◆ **EXERCISE DATA**
+---+

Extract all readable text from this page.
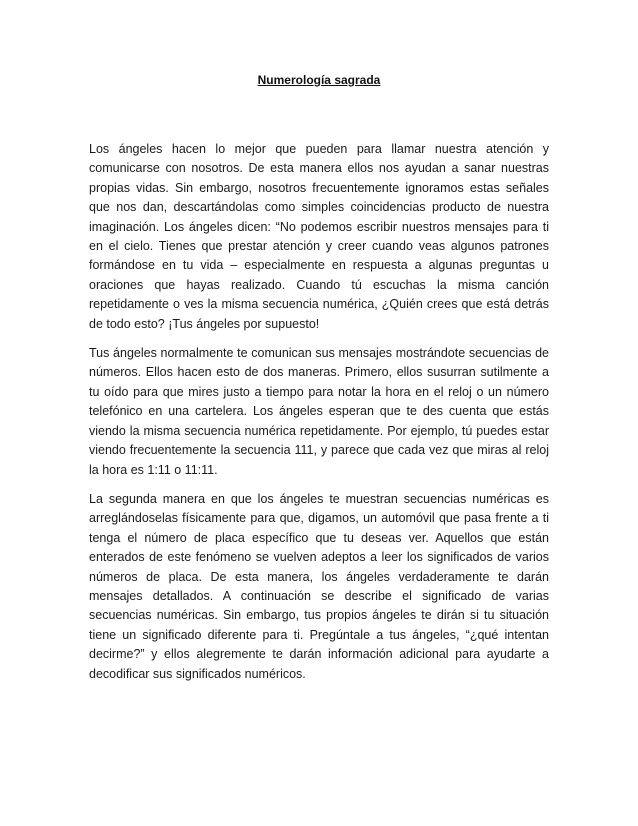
Numerología sagrada

Los ángeles hacen lo mejor que pueden para llamar nuestra atención y comunicarse con nosotros. De esta manera ellos nos ayudan a sanar nuestras propias vidas. Sin embargo, nosotros frecuentemente ignoramos estas señales que nos dan, descartándolas como simples coincidencias producto de nuestra imaginación. Los ángeles dicen: “No podemos escribir nuestros mensajes para ti en el cielo. Tienes que prestar atención y creer cuando veas algunos patrones formándose en tu vida – especialmente en respuesta a algunas preguntas u oraciones que hayas realizado. Cuando tú escuchas la misma canción repetidamente o ves la misma secuencia numérica, ¿Quién crees que está detrás de todo esto? ¡Tus ángeles por supuesto!

Tus ángeles normalmente te comunican sus mensajes mostrándote secuencias de números. Ellos hacen esto de dos maneras. Primero, ellos susurran sutilmente a tu oído para que mires justo a tiempo para notar la hora en el reloj o un número telefónico en una cartelera. Los ángeles esperan que te des cuenta que estás viendo la misma secuencia numérica repetidamente. Por ejemplo, tú puedes estar viendo frecuentemente la secuencia 111, y parece que cada vez que miras al reloj la hora es 1:11 o 11:11.

La segunda manera en que los ángeles te muestran secuencias numéricas es arreglándoselas físicamente para que, digamos, un automóvil que pasa frente a ti tenga el número de placa específico que tu deseas ver. Aquellos que están enterados de este fenómeno se vuelven adeptos a leer los significados de varios números de placa. De esta manera, los ángeles verdaderamente te darán mensajes detallados. A continuación se describe el significado de varias secuencias numéricas. Sin embargo, tus propios ángeles te dirán si tu situación tiene un significado diferente para ti. Pregúntale a tus ángeles, “¿qué intentan decirme?” y ellos alegremente te darán información adicional para ayudarte a decodificar sus significados numéricos.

+---+

◆ **EXERCISE OBJECTIVE**
Without the pictures, retype the whole of the material above exactly.

◆ **EXPECTED ANSWER**
Extract all readable text from this page.
Numerología sagrada

Los ángeles hacen lo mejor que pueden para llamar nuestra atención y comunicarse con nosotros. De esta manera ellos nos ayudan a sanar nuestras propias vidas. Sin embargo, nosotros frecuentemente ignoramos estas señales que nos dan, descartándolas como simples coincidencias producto de nuestra imaginación. Los ángeles dicen: “No podemos escribir nuestros mensajes para ti en el cielo. Tienes que prestar atención y creer cuando veas algunos patrones formándose en tu vida – especialmente en respuesta a algunas preguntas u oraciones que hayas realizado. Cuando tú escuchas la misma canción repetidamente o ves la misma secuencia numérica, ¿Quién crees que está detrás de todo esto? ¡Tus ángeles por supuesto!

Tus ángeles normalmente te comunican sus mensajes mostrándote secuencias de números. Ellos hacen esto de dos maneras. Primero, ellos susurran sutilmente a tu oído para que mires justo a tiempo para notar la hora en el reloj o un número telefónico en una cartelera. Los ángeles esperan que te des cuenta que estás viendo la misma secuencia numérica repetidamente. Por ejemplo, tú puedes estar viendo frecuentemente la secuencia 111, y parece que cada vez que miras al reloj la hora es 1:11 o 11:11.

La segunda manera en que los ángeles te muestran secuencias numéricas es arreglándoselas físicamente para que, digamos, un automóvil que pasa frente a ti tenga el número de placa específico que tu deseas ver. Aquellos que están enterados de este fenómeno se vuelven adeptos a leer los significados de varios números de placa. De esta manera, los ángeles verdaderamente te darán mensajes detallados. A continuación se describe el significado de varias secuencias numéricas. Sin embargo, tus propios ángeles te dirán si tu situación tiene un significado diferente para ti. Pregúntale a tus ángeles, “¿qué intentan decirme?” y ellos alegremente te darán información adicional para ayudarte a decodificar sus significados numéricos.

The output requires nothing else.